= Stored dataset items =
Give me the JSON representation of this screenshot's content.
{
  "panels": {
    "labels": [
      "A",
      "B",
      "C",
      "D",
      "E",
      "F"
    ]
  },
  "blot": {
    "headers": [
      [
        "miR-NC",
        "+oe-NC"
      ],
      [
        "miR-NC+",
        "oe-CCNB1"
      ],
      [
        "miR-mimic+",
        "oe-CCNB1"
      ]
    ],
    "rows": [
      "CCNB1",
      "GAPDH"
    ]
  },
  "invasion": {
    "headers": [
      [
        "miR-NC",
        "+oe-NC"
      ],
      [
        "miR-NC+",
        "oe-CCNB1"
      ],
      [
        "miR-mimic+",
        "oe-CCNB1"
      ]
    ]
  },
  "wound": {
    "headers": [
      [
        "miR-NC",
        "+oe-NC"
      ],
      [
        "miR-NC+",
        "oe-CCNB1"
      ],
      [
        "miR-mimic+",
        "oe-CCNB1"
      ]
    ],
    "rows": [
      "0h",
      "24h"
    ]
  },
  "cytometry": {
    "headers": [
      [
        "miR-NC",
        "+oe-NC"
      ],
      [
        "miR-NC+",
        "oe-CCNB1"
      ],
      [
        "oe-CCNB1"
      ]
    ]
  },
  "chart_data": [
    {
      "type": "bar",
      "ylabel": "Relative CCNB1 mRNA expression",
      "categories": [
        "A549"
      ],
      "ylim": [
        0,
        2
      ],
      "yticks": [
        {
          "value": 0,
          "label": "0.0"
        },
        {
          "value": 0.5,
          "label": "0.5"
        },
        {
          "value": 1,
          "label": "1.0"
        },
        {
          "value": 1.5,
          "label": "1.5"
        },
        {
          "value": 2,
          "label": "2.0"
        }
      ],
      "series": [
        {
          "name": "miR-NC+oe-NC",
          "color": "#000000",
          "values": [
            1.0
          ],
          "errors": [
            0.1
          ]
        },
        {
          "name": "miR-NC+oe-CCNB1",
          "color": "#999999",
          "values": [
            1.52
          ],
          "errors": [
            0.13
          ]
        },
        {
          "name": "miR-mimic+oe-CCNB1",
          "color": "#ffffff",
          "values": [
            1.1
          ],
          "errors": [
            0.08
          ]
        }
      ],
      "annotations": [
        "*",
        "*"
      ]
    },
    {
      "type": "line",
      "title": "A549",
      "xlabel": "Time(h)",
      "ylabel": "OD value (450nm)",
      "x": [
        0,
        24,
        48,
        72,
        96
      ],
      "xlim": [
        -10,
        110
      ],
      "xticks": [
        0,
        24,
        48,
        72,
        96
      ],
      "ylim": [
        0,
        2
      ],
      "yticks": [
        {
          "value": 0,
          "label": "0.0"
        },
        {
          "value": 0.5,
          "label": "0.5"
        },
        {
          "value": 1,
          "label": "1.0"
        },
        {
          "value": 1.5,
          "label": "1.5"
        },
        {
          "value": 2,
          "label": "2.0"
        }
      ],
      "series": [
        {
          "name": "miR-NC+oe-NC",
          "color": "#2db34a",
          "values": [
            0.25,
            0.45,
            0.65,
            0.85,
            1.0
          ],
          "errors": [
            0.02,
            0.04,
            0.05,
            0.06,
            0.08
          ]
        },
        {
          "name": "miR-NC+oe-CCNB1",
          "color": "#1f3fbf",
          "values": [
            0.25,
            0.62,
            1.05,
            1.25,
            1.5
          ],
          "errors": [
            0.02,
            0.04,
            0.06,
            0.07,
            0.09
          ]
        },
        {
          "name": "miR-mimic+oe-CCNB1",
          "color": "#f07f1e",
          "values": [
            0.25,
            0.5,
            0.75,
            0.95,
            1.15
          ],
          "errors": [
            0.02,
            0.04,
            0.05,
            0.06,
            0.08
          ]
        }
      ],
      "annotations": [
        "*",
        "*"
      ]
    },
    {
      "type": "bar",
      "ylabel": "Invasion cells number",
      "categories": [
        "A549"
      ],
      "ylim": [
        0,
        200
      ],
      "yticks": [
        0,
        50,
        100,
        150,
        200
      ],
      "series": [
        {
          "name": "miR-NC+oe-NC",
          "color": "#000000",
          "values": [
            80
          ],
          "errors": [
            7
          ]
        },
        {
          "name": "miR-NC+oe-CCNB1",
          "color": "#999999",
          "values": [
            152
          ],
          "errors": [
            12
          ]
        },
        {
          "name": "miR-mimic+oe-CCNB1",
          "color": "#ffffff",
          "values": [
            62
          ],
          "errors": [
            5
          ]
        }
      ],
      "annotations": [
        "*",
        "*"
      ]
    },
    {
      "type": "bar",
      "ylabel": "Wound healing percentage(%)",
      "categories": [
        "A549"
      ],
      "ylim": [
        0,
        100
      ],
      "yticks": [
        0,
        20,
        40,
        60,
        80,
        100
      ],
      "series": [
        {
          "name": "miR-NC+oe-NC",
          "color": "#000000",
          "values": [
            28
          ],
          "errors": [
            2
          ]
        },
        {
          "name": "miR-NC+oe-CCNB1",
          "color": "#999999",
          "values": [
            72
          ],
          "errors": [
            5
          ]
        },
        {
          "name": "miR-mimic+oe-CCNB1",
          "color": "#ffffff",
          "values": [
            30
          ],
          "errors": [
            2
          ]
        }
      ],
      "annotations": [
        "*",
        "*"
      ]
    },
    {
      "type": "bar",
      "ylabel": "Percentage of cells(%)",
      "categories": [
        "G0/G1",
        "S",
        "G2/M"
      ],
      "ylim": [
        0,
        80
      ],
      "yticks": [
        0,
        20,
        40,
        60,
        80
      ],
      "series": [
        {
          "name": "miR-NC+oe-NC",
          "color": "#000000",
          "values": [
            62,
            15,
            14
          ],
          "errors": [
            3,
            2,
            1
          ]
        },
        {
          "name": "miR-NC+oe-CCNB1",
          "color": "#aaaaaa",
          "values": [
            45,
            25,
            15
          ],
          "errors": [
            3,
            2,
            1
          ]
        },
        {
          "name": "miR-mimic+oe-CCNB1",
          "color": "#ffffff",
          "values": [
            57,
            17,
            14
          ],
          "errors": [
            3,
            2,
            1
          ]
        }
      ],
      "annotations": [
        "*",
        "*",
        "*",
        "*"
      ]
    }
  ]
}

= EXERCISE =
Go through the data above and copy each line that holds the word "ylabel".

= FINISHED EXERCISE =
      "ylabel": "Relative CCNB1 mRNA expression",
      "ylabel": "OD value (450nm)",
      "ylabel": "Invasion cells number",
      "ylabel": "Wound healing percentage(%)",
      "ylabel": "Percentage of cells(%)",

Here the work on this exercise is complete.